Below is a listing to transcribe in full and exactly; keep the pictures out.

[Data entries]
|---|
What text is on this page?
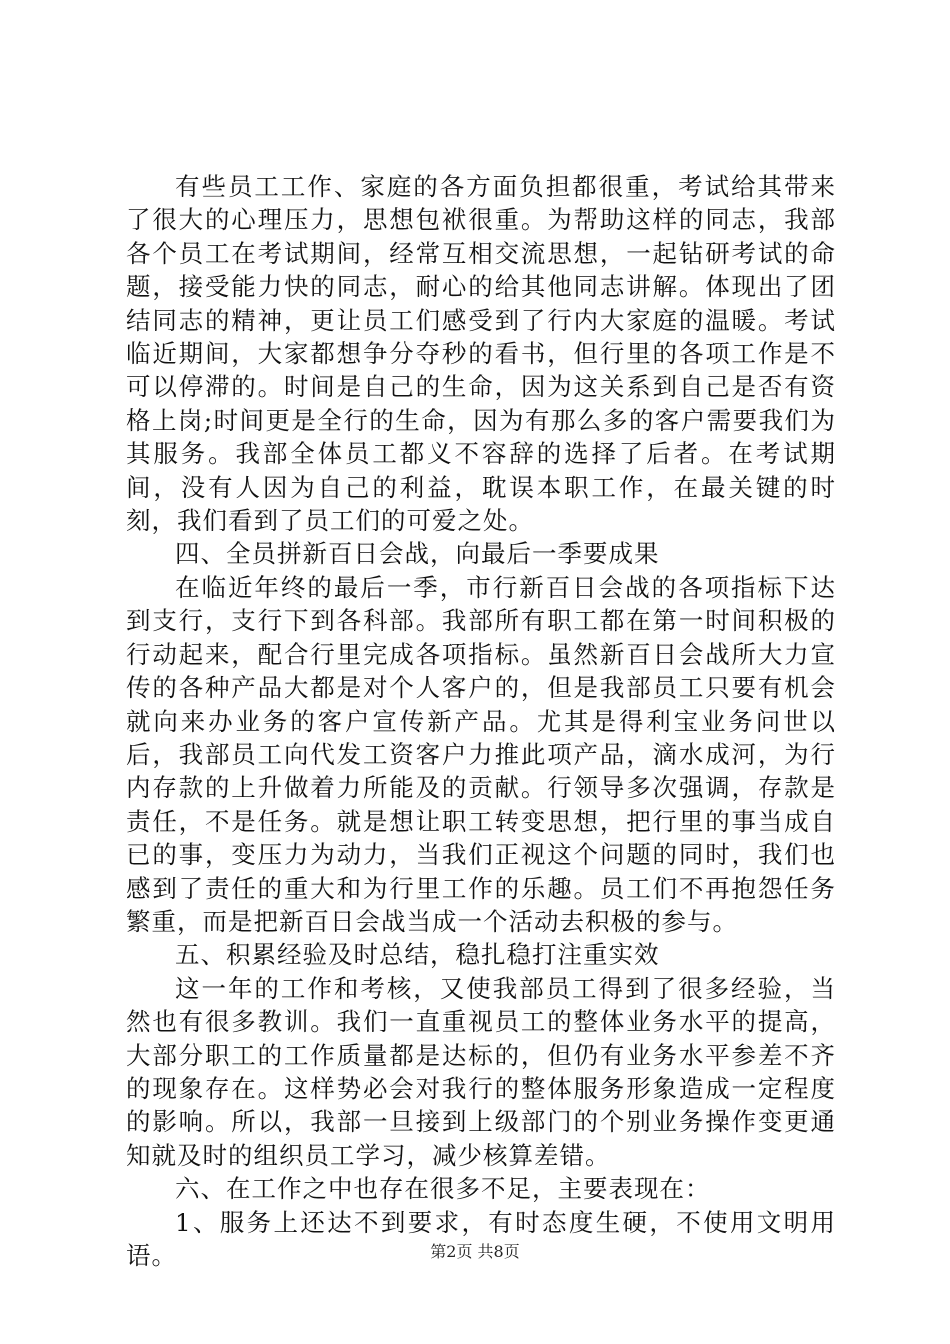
有些员工工作、家庭的各方面负担都很重，考试给其带来了很大的心理压力，思想包袱很重。为帮助这样的同志，我部各个员工在考试期间，经常互相交流思想，一起钻研考试的命题，接受能力快的同志，耐心的给其他同志讲解。体现出了团结同志的精神，更让员工们感受到了行内大家庭的温暖。考试临近期间，大家都想争分夺秒的看书，但行里的各项工作是不可以停滞的。时间是自己的生命，因为这关系到自己是否有资格上岗;时间更是全行的生命，因为有那么多的客户需要我们为其服务。我部全体员工都义不容辞的选择了后者。在考试期间，没有人因为自己的利益，耽误本职工作，在最关键的时刻，我们看到了员工们的可爱之处。

四、全员拼新百日会战，向最后一季要成果

在临近年终的最后一季，市行新百日会战的各项指标下达到支行，支行下到各科部。我部所有职工都在第一时间积极的行动起来，配合行里完成各项指标。虽然新百日会战所大力宣传的各种产品大都是对个人客户的，但是我部员工只要有机会就向来办业务的客户宣传新产品。尤其是得利宝业务问世以后，我部员工向代发工资客户力推此项产品，滴水成河，为行内存款的上升做着力所能及的贡献。行领导多次强调，存款是责任，不是任务。就是想让职工转变思想，把行里的事当成自已的事，变压力为动力，当我们正视这个问题的同时，我们也感到了责任的重大和为行里工作的乐趣。员工们不再抱怨任务繁重，而是把新百日会战当成一个活动去积极的参与。

五、积累经验及时总结，稳扎稳打注重实效

这一年的工作和考核，又使我部员工得到了很多经验，当然也有很多教训。我们一直重视员工的整体业务水平的提高，大部分职工的工作质量都是达标的，但仍有业务水平参差不齐的现象存在。这样势必会对我行的整体服务形象造成一定程度的影响。所以，我部一旦接到上级部门的个别业务操作变更通知就及时的组织员工学习，减少核算差错。

六、在工作之中也存在很多不足，主要表现在：

1、服务上还达不到要求，有时态度生硬，不使用文明用语。	第2页 共8页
|---|
▶ Task result:
What text is on this page?
有些员工工作、家庭的各方面负担都很重，考试给其带来了很大的心理压力，思想包袱很重。为帮助这样的同志，我部各个员工在考试期间，经常互相交流思想，一起钻研考试的命题，接受能力快的同志，耐心的给其他同志讲解。体现出了团结同志的精神，更让员工们感受到了行内大家庭的温暖。考试临近期间，大家都想争分夺秒的看书，但行里的各项工作是不可以停滞的。时间是自己的生命，因为这关系到自己是否有资格上岗;时间更是全行的生命，因为有那么多的客户需要我们为其服务。我部全体员工都义不容辞的选择了后者。在考试期间，没有人因为自己的利益，耽误本职工作，在最关键的时刻，我们看到了员工们的可爱之处。

四、全员拼新百日会战，向最后一季要成果

在临近年终的最后一季，市行新百日会战的各项指标下达到支行，支行下到各科部。我部所有职工都在第一时间积极的行动起来，配合行里完成各项指标。虽然新百日会战所大力宣传的各种产品大都是对个人客户的，但是我部员工只要有机会就向来办业务的客户宣传新产品。尤其是得利宝业务问世以后，我部员工向代发工资客户力推此项产品，滴水成河，为行内存款的上升做着力所能及的贡献。行领导多次强调，存款是责任，不是任务。就是想让职工转变思想，把行里的事当成自已的事，变压力为动力，当我们正视这个问题的同时，我们也感到了责任的重大和为行里工作的乐趣。员工们不再抱怨任务繁重，而是把新百日会战当成一个活动去积极的参与。

五、积累经验及时总结，稳扎稳打注重实效

这一年的工作和考核，又使我部员工得到了很多经验，当然也有很多教训。我们一直重视员工的整体业务水平的提高，大部分职工的工作质量都是达标的，但仍有业务水平参差不齐的现象存在。这样势必会对我行的整体服务形象造成一定程度的影响。所以，我部一旦接到上级部门的个别业务操作变更通知就及时的组织员工学习，减少核算差错。

六、在工作之中也存在很多不足，主要表现在：

1、服务上还达不到要求，有时态度生硬，不使用文明用语。	第2页 共8页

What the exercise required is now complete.